• [GIVEN REQUEST]: Copy, in full, each line of the material that holds the word "Clienti".

################

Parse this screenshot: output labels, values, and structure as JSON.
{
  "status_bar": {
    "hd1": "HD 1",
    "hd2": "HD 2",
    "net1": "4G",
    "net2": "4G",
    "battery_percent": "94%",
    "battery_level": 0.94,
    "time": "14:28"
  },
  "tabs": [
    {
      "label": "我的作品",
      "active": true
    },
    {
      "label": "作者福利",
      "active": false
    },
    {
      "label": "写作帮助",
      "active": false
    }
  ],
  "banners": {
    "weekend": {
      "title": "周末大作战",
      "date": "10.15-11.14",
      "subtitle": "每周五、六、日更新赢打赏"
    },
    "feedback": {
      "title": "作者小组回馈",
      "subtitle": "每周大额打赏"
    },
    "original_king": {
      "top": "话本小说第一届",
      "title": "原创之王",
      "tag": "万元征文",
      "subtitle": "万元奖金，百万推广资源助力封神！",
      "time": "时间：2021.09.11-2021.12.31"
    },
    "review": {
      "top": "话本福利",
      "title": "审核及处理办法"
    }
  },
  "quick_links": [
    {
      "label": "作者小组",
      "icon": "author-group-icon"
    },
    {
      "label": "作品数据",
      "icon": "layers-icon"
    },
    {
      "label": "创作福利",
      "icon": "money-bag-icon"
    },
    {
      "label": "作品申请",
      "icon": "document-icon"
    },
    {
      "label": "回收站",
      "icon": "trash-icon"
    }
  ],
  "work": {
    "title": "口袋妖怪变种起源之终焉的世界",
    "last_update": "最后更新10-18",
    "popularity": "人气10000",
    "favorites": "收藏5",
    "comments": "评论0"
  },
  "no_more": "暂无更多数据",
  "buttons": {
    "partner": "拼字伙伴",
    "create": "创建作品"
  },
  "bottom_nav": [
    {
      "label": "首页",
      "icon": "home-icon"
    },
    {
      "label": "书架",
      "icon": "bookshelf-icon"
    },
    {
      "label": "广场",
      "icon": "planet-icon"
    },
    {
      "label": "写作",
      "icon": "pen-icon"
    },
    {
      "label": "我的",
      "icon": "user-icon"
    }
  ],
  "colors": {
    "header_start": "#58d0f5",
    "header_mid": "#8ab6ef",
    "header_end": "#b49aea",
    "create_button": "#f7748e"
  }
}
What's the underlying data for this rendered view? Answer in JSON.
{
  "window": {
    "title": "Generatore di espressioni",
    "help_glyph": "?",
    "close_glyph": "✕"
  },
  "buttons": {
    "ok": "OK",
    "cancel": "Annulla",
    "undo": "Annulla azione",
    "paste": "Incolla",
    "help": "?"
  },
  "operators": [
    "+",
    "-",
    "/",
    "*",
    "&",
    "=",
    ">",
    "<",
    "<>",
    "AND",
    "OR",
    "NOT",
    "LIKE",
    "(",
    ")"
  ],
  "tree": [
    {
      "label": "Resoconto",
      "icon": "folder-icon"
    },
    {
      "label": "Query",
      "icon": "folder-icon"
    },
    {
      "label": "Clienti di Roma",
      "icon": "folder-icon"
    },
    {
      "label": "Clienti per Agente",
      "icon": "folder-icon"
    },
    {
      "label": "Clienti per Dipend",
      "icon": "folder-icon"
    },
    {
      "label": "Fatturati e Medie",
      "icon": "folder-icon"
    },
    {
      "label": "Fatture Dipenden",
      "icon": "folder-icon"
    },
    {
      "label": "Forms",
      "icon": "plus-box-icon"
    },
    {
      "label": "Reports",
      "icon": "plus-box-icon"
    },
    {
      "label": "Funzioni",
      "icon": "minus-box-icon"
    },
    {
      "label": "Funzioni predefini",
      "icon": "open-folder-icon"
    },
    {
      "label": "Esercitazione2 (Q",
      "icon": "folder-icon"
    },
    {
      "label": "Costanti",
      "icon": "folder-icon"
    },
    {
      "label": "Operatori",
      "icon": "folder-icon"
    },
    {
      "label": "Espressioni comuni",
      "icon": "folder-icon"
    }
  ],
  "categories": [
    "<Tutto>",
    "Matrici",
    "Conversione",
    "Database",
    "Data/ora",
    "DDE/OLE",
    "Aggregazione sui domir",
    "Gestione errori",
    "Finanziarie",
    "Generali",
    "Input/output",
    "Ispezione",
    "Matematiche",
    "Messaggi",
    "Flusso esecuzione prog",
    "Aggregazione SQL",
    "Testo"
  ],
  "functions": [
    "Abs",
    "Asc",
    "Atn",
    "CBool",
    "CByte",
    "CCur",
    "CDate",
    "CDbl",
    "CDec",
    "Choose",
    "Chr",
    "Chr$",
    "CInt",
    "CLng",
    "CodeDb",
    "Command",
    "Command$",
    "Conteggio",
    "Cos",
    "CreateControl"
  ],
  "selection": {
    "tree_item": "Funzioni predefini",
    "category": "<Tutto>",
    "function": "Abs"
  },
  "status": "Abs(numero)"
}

################

• [FINAL RESULT]:
      "label": "Clienti di Roma",
      "label": "Clienti per Agente",
      "label": "Clienti per Dipend",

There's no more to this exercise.